SHORT PROBLEM:
Narrow the data below down to the lines containing "Finland".

GIVEN DATA:
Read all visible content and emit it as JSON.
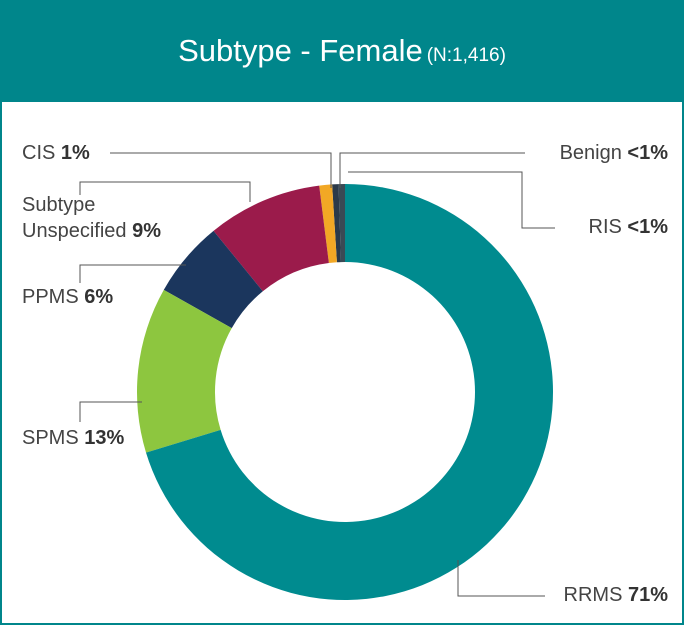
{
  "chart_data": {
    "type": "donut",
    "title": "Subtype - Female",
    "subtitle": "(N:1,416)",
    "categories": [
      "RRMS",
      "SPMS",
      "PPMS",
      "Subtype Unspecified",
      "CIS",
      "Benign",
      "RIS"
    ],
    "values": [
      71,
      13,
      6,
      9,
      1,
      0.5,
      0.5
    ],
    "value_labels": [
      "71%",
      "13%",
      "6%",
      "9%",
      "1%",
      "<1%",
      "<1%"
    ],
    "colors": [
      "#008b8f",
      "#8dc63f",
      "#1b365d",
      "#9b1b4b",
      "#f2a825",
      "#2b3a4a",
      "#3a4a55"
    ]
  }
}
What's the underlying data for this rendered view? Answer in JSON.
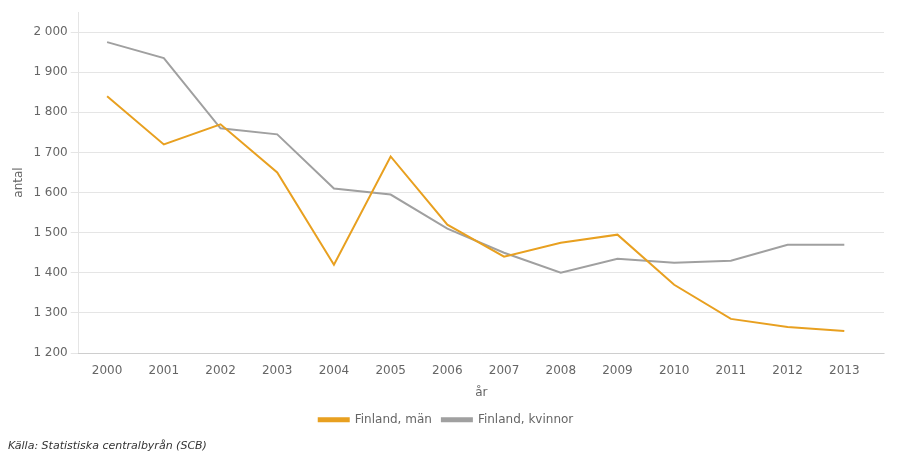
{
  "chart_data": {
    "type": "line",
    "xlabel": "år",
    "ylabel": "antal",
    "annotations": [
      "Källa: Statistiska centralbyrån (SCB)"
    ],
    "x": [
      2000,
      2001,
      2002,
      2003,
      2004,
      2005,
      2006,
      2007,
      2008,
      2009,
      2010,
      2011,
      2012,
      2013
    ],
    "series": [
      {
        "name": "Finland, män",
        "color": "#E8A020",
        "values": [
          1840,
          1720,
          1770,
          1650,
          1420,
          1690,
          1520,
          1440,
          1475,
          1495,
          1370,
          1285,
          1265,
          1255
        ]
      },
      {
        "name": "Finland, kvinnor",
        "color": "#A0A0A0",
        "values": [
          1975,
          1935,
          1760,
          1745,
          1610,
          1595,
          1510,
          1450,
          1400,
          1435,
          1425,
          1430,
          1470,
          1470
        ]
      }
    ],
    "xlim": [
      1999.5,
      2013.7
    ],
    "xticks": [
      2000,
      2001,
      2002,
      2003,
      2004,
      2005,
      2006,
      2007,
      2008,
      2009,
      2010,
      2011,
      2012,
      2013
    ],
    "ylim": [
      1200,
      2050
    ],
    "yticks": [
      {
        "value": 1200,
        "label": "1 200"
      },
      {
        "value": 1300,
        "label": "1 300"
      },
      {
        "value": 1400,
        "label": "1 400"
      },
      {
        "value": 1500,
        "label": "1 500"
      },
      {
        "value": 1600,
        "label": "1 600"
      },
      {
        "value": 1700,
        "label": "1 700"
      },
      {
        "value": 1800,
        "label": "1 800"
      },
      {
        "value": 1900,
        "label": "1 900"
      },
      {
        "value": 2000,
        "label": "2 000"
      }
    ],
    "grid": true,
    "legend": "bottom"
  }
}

EXERCISE RESULT:
        "name": "Finland, män",
        "name": "Finland, kvinnor",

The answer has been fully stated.